Aim of the exercise
What you return should match every record exactly, with the images removed.

Data tied to figure images
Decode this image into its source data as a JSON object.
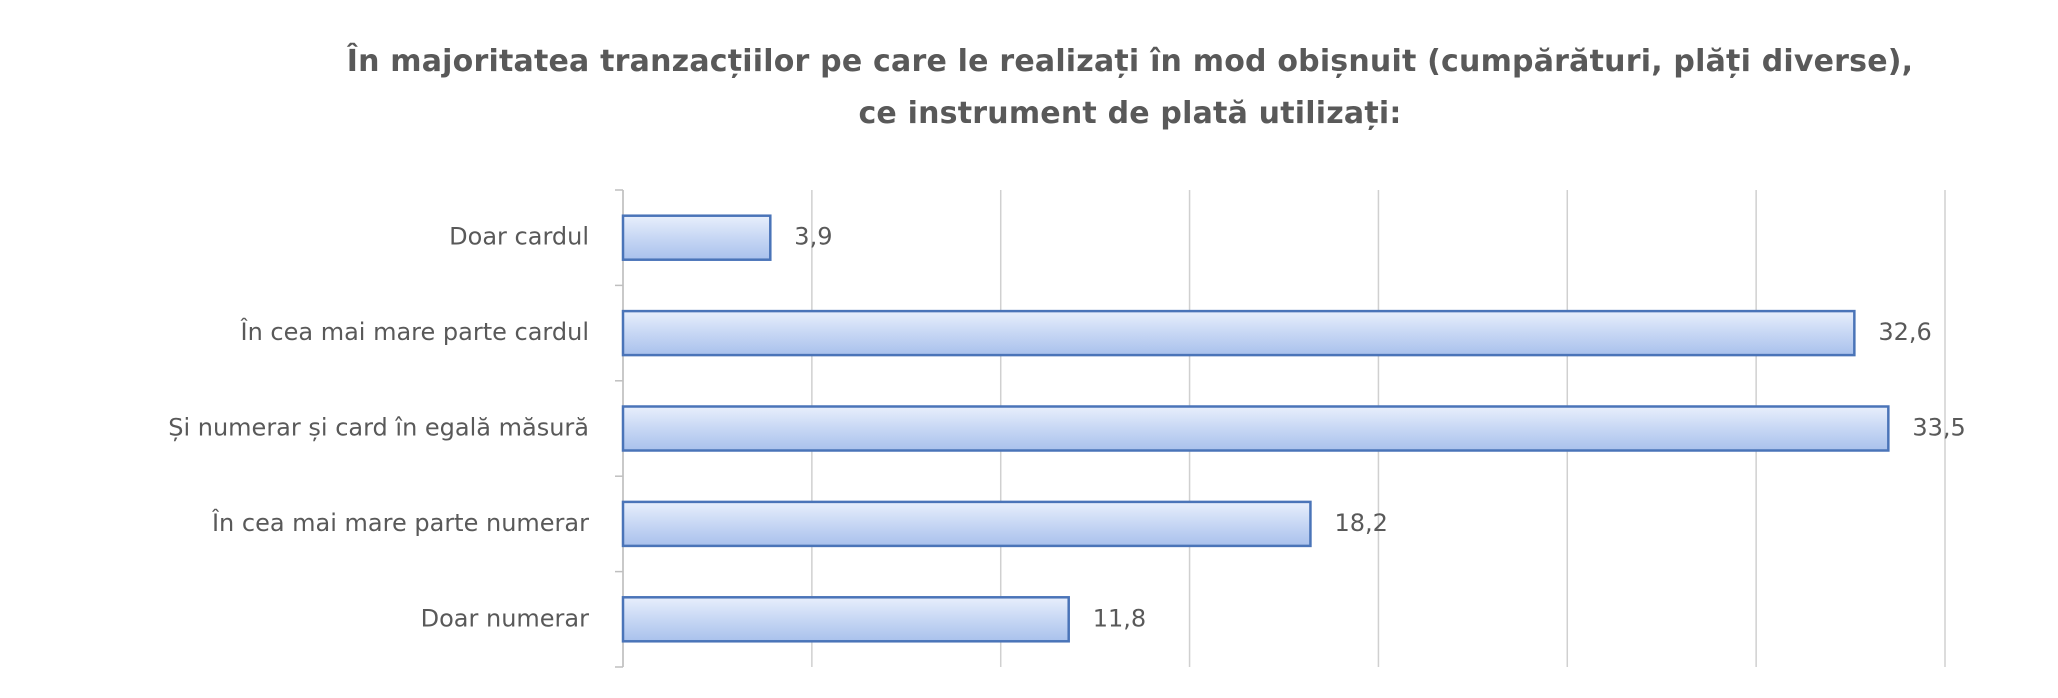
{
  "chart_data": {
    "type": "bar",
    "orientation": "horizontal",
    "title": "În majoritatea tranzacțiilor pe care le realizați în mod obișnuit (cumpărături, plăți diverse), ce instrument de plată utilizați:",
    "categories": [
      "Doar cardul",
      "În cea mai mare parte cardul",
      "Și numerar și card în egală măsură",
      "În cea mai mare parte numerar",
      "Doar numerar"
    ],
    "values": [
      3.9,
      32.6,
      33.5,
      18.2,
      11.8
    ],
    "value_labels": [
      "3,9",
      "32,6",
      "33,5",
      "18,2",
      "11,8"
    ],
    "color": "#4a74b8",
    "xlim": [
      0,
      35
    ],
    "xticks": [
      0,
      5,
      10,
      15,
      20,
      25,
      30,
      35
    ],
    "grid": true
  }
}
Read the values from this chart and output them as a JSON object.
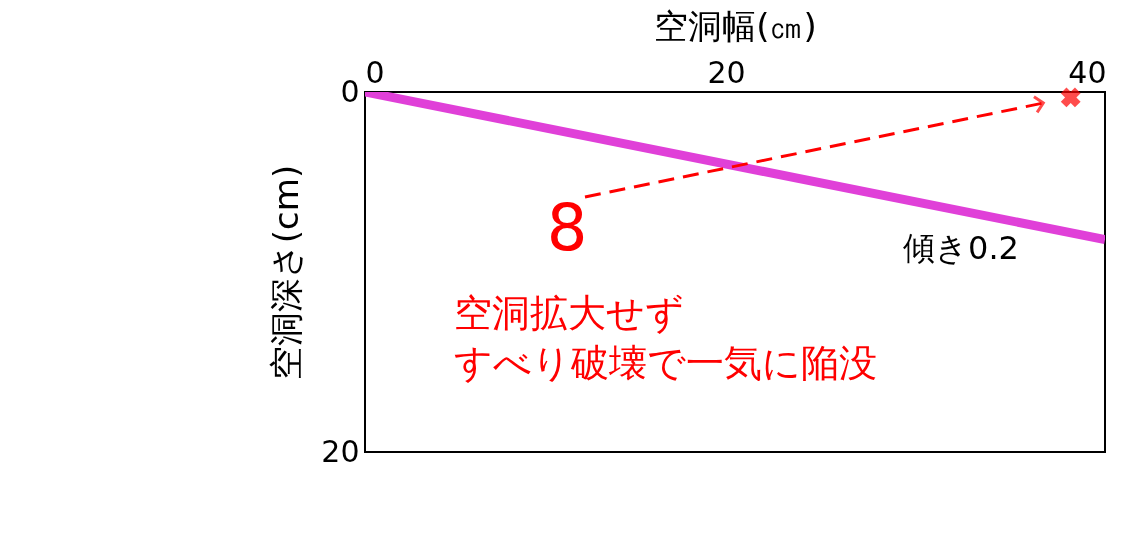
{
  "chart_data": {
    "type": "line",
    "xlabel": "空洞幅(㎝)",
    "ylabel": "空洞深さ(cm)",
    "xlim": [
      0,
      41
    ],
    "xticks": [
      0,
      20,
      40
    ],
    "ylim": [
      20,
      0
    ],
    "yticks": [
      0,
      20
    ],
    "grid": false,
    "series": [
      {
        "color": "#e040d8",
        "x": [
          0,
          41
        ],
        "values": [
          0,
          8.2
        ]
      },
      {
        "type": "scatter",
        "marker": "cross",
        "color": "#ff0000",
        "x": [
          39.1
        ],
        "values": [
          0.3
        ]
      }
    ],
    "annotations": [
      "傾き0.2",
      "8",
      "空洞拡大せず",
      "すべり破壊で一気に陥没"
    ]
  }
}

Answer to the task
Decode this image into its source data as a JSON object.
{
  "chart_data": {
    "type": "bar",
    "orientation": "horizontal",
    "title": "În majoritatea tranzacțiilor pe care le realizați în mod obișnuit (cumpărături, plăți diverse), ce instrument de plată utilizați:",
    "categories": [
      "Doar cardul",
      "În cea mai mare parte cardul",
      "Și numerar și card în egală măsură",
      "În cea mai mare parte numerar",
      "Doar numerar"
    ],
    "values": [
      3.9,
      32.6,
      33.5,
      18.2,
      11.8
    ],
    "value_labels": [
      "3,9",
      "32,6",
      "33,5",
      "18,2",
      "11,8"
    ],
    "color": "#4a74b8",
    "xlim": [
      0,
      35
    ],
    "xticks": [
      0,
      5,
      10,
      15,
      20,
      25,
      30,
      35
    ],
    "grid": true
  }
}
Read the values from this chart and output them as a JSON object.
{
  "chart_data": {
    "type": "line",
    "xlabel": "空洞幅(㎝)",
    "ylabel": "空洞深さ(cm)",
    "xlim": [
      0,
      41
    ],
    "xticks": [
      0,
      20,
      40
    ],
    "ylim": [
      20,
      0
    ],
    "yticks": [
      0,
      20
    ],
    "grid": false,
    "series": [
      {
        "color": "#e040d8",
        "x": [
          0,
          41
        ],
        "values": [
          0,
          8.2
        ]
      },
      {
        "type": "scatter",
        "marker": "cross",
        "color": "#ff0000",
        "x": [
          39.1
        ],
        "values": [
          0.3
        ]
      }
    ],
    "annotations": [
      "傾き0.2",
      "8",
      "空洞拡大せず",
      "すべり破壊で一気に陥没"
    ]
  }
}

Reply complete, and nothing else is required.